Directions
Find each line containing the string "Divida". Copy it.

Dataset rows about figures
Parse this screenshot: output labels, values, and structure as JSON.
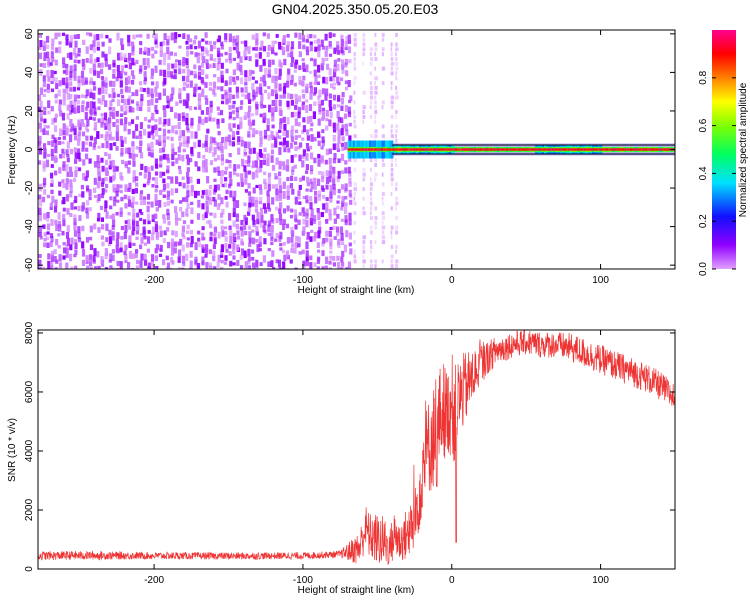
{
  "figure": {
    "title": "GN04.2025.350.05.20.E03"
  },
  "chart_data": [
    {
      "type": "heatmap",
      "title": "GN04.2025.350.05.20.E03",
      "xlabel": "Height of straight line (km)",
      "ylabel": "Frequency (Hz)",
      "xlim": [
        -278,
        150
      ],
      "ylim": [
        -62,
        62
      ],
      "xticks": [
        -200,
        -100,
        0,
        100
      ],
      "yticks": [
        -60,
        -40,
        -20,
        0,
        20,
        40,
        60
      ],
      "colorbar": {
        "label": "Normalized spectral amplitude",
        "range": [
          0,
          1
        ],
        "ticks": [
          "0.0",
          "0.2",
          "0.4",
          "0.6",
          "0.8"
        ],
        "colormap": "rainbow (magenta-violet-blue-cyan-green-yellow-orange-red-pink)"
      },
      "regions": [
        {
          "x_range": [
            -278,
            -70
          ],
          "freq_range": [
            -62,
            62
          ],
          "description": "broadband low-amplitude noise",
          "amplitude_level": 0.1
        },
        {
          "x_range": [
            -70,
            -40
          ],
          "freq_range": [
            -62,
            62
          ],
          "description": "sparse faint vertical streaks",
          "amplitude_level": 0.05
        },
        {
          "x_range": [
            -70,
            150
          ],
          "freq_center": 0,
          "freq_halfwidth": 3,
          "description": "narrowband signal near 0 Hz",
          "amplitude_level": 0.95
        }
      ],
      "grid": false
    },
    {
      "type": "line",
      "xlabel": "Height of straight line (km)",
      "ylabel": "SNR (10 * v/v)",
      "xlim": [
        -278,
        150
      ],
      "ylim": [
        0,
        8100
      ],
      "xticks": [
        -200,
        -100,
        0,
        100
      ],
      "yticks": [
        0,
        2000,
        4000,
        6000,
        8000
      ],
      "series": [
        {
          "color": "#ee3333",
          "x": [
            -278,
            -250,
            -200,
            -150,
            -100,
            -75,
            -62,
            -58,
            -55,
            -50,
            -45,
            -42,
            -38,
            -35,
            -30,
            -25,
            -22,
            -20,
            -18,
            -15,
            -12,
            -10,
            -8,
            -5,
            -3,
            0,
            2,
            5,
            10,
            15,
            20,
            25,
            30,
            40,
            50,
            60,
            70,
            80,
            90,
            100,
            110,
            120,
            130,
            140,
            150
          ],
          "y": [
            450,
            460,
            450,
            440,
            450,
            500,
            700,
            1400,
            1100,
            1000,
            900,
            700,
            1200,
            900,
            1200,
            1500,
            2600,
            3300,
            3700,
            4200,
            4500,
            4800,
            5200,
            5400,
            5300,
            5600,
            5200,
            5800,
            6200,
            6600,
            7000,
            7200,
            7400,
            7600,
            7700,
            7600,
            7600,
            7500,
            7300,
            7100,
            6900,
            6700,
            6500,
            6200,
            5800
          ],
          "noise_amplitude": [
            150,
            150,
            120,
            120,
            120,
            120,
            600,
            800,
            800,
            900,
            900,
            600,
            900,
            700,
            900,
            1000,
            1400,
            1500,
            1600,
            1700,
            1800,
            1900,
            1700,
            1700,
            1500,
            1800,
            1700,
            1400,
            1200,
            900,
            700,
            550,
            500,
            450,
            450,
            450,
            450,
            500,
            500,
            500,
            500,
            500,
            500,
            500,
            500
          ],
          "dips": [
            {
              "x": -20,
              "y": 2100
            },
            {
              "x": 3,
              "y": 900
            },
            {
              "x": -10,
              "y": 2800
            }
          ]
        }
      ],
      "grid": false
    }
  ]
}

==

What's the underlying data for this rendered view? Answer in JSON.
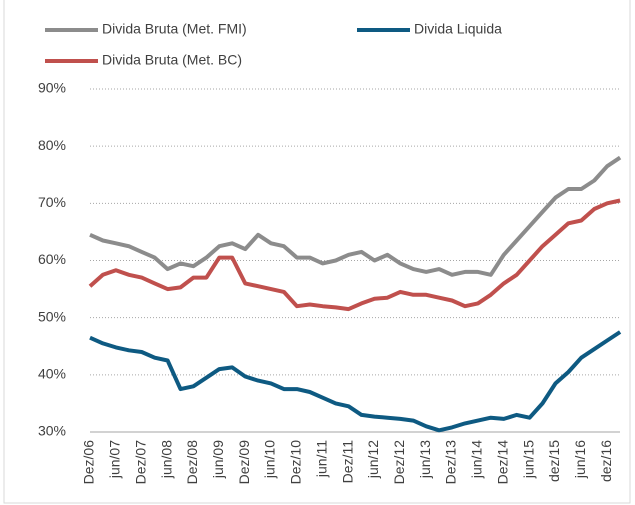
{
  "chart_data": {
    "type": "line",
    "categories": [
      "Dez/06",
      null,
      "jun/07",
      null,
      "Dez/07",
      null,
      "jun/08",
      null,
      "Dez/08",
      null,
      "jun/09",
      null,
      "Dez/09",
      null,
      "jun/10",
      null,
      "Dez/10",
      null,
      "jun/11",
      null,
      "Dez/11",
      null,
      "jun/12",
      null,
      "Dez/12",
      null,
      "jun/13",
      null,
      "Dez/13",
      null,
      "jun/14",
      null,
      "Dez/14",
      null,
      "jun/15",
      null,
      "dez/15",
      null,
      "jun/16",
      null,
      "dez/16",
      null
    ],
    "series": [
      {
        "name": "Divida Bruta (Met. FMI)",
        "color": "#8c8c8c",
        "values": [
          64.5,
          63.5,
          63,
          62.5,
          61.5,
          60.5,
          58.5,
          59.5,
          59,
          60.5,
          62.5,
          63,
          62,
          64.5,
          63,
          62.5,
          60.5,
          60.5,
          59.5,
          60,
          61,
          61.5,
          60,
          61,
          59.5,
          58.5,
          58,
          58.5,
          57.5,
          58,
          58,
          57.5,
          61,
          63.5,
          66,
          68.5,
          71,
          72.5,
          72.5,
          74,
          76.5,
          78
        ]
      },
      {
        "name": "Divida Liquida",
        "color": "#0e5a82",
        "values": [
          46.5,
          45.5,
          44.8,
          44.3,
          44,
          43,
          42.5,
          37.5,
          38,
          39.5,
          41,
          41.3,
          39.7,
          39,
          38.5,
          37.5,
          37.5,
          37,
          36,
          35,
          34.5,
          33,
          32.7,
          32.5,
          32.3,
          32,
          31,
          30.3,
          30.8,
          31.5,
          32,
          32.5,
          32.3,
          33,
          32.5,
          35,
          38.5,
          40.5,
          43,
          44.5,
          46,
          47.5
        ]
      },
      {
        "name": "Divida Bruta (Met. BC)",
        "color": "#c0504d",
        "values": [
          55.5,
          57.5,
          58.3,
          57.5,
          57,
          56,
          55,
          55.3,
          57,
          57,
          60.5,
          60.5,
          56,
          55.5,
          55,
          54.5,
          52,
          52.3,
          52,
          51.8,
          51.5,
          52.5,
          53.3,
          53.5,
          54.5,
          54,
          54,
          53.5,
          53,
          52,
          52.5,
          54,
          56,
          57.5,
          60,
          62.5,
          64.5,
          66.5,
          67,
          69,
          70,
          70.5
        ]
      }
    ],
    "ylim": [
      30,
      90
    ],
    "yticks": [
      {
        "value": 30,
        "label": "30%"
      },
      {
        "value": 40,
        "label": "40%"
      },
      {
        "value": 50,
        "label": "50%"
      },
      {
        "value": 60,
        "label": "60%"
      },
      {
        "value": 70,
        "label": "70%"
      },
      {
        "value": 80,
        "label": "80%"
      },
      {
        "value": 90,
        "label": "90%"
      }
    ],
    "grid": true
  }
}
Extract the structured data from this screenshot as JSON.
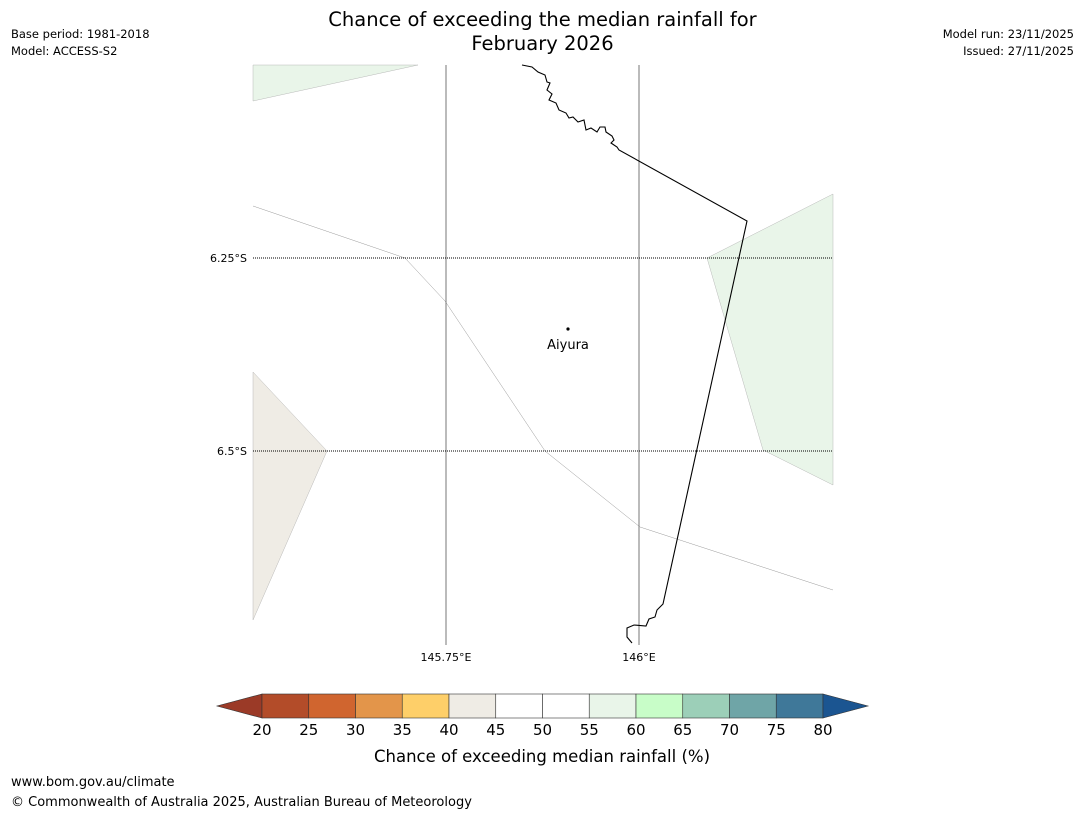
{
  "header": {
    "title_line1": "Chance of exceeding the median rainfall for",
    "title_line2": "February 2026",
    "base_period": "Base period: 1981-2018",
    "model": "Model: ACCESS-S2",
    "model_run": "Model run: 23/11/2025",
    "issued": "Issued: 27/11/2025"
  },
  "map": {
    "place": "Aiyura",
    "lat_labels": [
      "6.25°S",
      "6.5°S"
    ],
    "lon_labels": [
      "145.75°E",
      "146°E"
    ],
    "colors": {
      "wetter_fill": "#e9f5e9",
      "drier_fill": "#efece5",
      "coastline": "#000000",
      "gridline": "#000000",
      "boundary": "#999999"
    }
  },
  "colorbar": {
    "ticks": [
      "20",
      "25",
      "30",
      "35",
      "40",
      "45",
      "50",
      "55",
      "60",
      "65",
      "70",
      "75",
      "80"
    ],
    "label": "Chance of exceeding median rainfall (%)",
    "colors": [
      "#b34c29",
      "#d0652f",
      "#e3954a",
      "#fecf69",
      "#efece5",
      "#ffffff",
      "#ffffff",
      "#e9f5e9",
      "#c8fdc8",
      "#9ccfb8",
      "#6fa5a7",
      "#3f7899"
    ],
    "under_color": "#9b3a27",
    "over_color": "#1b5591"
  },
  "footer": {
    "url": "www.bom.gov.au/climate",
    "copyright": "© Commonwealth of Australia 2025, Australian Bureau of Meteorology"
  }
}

Full output
        "name": "Divida Bruta (Met. FMI)",
        "name": "Divida Liquida",
        "name": "Divida Bruta (Met. BC)",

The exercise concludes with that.